## BEGIN Given records

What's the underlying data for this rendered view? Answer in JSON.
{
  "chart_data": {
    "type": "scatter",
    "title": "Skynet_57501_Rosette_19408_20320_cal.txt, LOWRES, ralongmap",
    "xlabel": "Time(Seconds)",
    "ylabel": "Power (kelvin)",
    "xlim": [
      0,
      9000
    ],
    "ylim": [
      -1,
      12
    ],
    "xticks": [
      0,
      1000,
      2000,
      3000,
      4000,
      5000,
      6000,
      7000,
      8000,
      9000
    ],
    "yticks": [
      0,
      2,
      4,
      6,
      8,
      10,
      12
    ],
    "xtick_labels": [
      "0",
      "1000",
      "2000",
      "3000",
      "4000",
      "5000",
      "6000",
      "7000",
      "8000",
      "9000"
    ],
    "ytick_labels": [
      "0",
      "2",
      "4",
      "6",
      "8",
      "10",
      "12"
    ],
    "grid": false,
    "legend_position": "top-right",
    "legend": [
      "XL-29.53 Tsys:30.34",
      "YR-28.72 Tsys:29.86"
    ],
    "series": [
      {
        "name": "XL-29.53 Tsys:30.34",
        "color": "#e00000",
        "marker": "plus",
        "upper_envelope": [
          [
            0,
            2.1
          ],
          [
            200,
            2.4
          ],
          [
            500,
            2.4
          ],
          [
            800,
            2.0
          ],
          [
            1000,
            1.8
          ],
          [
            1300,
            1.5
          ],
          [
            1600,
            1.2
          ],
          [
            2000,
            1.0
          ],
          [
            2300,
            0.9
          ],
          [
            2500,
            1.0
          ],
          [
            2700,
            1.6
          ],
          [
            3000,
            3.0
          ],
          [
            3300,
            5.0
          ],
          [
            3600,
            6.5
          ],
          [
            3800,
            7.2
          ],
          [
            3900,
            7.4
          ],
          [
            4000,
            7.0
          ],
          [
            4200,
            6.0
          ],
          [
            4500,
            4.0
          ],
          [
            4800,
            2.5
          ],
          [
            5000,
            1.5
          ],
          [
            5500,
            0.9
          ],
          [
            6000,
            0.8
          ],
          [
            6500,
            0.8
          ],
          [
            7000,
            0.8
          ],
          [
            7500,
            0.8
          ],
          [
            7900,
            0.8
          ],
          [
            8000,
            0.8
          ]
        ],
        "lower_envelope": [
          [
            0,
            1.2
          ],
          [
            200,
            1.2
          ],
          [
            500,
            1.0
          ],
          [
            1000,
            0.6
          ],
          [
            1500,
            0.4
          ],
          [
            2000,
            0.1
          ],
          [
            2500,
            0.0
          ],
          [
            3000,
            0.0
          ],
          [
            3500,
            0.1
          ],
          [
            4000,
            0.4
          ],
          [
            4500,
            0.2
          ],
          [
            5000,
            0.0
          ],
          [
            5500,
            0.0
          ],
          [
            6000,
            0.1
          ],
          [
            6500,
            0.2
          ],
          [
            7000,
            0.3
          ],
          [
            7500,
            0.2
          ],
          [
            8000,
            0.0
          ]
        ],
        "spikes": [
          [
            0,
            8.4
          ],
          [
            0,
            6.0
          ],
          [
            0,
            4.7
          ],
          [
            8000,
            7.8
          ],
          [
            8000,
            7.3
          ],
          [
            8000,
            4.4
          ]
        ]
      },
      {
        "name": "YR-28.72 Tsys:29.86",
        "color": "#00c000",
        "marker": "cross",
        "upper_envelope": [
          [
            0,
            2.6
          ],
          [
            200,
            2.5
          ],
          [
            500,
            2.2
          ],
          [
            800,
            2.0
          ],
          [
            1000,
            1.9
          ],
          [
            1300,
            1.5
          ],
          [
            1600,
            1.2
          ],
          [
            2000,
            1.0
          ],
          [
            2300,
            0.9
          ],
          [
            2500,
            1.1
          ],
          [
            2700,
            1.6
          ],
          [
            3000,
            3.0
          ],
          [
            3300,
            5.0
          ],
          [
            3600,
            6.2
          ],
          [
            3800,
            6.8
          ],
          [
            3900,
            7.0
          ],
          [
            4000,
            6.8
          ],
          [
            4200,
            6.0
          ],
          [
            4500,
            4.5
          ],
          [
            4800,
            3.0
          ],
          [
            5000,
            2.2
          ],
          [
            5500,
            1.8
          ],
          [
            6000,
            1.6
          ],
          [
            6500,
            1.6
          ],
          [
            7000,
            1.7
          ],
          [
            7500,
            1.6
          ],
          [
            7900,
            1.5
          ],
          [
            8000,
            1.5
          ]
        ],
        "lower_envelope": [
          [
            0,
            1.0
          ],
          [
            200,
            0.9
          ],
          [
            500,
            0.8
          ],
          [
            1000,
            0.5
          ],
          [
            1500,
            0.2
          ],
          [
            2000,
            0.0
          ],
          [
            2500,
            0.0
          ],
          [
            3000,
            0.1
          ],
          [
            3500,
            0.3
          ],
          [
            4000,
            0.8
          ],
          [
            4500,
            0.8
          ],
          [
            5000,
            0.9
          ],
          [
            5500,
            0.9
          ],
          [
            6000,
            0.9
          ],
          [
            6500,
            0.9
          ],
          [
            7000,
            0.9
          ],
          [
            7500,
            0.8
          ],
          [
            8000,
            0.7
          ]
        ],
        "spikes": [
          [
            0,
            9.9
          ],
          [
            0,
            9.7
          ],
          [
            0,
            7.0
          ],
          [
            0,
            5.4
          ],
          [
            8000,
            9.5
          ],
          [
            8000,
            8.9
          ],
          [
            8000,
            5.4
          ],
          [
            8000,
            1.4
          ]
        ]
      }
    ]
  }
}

## END Given records

* **Stated problem**:
Please set down each line of the records exactly as given.

* **Answer below**:
What's the underlying data for this rendered view? Answer in JSON.
{
  "chart_data": {
    "type": "scatter",
    "title": "Skynet_57501_Rosette_19408_20320_cal.txt, LOWRES, ralongmap",
    "xlabel": "Time(Seconds)",
    "ylabel": "Power (kelvin)",
    "xlim": [
      0,
      9000
    ],
    "ylim": [
      -1,
      12
    ],
    "xticks": [
      0,
      1000,
      2000,
      3000,
      4000,
      5000,
      6000,
      7000,
      8000,
      9000
    ],
    "yticks": [
      0,
      2,
      4,
      6,
      8,
      10,
      12
    ],
    "xtick_labels": [
      "0",
      "1000",
      "2000",
      "3000",
      "4000",
      "5000",
      "6000",
      "7000",
      "8000",
      "9000"
    ],
    "ytick_labels": [
      "0",
      "2",
      "4",
      "6",
      "8",
      "10",
      "12"
    ],
    "grid": false,
    "legend_position": "top-right",
    "legend": [
      "XL-29.53 Tsys:30.34",
      "YR-28.72 Tsys:29.86"
    ],
    "series": [
      {
        "name": "XL-29.53 Tsys:30.34",
        "color": "#e00000",
        "marker": "plus",
        "upper_envelope": [
          [
            0,
            2.1
          ],
          [
            200,
            2.4
          ],
          [
            500,
            2.4
          ],
          [
            800,
            2.0
          ],
          [
            1000,
            1.8
          ],
          [
            1300,
            1.5
          ],
          [
            1600,
            1.2
          ],
          [
            2000,
            1.0
          ],
          [
            2300,
            0.9
          ],
          [
            2500,
            1.0
          ],
          [
            2700,
            1.6
          ],
          [
            3000,
            3.0
          ],
          [
            3300,
            5.0
          ],
          [
            3600,
            6.5
          ],
          [
            3800,
            7.2
          ],
          [
            3900,
            7.4
          ],
          [
            4000,
            7.0
          ],
          [
            4200,
            6.0
          ],
          [
            4500,
            4.0
          ],
          [
            4800,
            2.5
          ],
          [
            5000,
            1.5
          ],
          [
            5500,
            0.9
          ],
          [
            6000,
            0.8
          ],
          [
            6500,
            0.8
          ],
          [
            7000,
            0.8
          ],
          [
            7500,
            0.8
          ],
          [
            7900,
            0.8
          ],
          [
            8000,
            0.8
          ]
        ],
        "lower_envelope": [
          [
            0,
            1.2
          ],
          [
            200,
            1.2
          ],
          [
            500,
            1.0
          ],
          [
            1000,
            0.6
          ],
          [
            1500,
            0.4
          ],
          [
            2000,
            0.1
          ],
          [
            2500,
            0.0
          ],
          [
            3000,
            0.0
          ],
          [
            3500,
            0.1
          ],
          [
            4000,
            0.4
          ],
          [
            4500,
            0.2
          ],
          [
            5000,
            0.0
          ],
          [
            5500,
            0.0
          ],
          [
            6000,
            0.1
          ],
          [
            6500,
            0.2
          ],
          [
            7000,
            0.3
          ],
          [
            7500,
            0.2
          ],
          [
            8000,
            0.0
          ]
        ],
        "spikes": [
          [
            0,
            8.4
          ],
          [
            0,
            6.0
          ],
          [
            0,
            4.7
          ],
          [
            8000,
            7.8
          ],
          [
            8000,
            7.3
          ],
          [
            8000,
            4.4
          ]
        ]
      },
      {
        "name": "YR-28.72 Tsys:29.86",
        "color": "#00c000",
        "marker": "cross",
        "upper_envelope": [
          [
            0,
            2.6
          ],
          [
            200,
            2.5
          ],
          [
            500,
            2.2
          ],
          [
            800,
            2.0
          ],
          [
            1000,
            1.9
          ],
          [
            1300,
            1.5
          ],
          [
            1600,
            1.2
          ],
          [
            2000,
            1.0
          ],
          [
            2300,
            0.9
          ],
          [
            2500,
            1.1
          ],
          [
            2700,
            1.6
          ],
          [
            3000,
            3.0
          ],
          [
            3300,
            5.0
          ],
          [
            3600,
            6.2
          ],
          [
            3800,
            6.8
          ],
          [
            3900,
            7.0
          ],
          [
            4000,
            6.8
          ],
          [
            4200,
            6.0
          ],
          [
            4500,
            4.5
          ],
          [
            4800,
            3.0
          ],
          [
            5000,
            2.2
          ],
          [
            5500,
            1.8
          ],
          [
            6000,
            1.6
          ],
          [
            6500,
            1.6
          ],
          [
            7000,
            1.7
          ],
          [
            7500,
            1.6
          ],
          [
            7900,
            1.5
          ],
          [
            8000,
            1.5
          ]
        ],
        "lower_envelope": [
          [
            0,
            1.0
          ],
          [
            200,
            0.9
          ],
          [
            500,
            0.8
          ],
          [
            1000,
            0.5
          ],
          [
            1500,
            0.2
          ],
          [
            2000,
            0.0
          ],
          [
            2500,
            0.0
          ],
          [
            3000,
            0.1
          ],
          [
            3500,
            0.3
          ],
          [
            4000,
            0.8
          ],
          [
            4500,
            0.8
          ],
          [
            5000,
            0.9
          ],
          [
            5500,
            0.9
          ],
          [
            6000,
            0.9
          ],
          [
            6500,
            0.9
          ],
          [
            7000,
            0.9
          ],
          [
            7500,
            0.8
          ],
          [
            8000,
            0.7
          ]
        ],
        "spikes": [
          [
            0,
            9.9
          ],
          [
            0,
            9.7
          ],
          [
            0,
            7.0
          ],
          [
            0,
            5.4
          ],
          [
            8000,
            9.5
          ],
          [
            8000,
            8.9
          ],
          [
            8000,
            5.4
          ],
          [
            8000,
            1.4
          ]
        ]
      }
    ]
  }
}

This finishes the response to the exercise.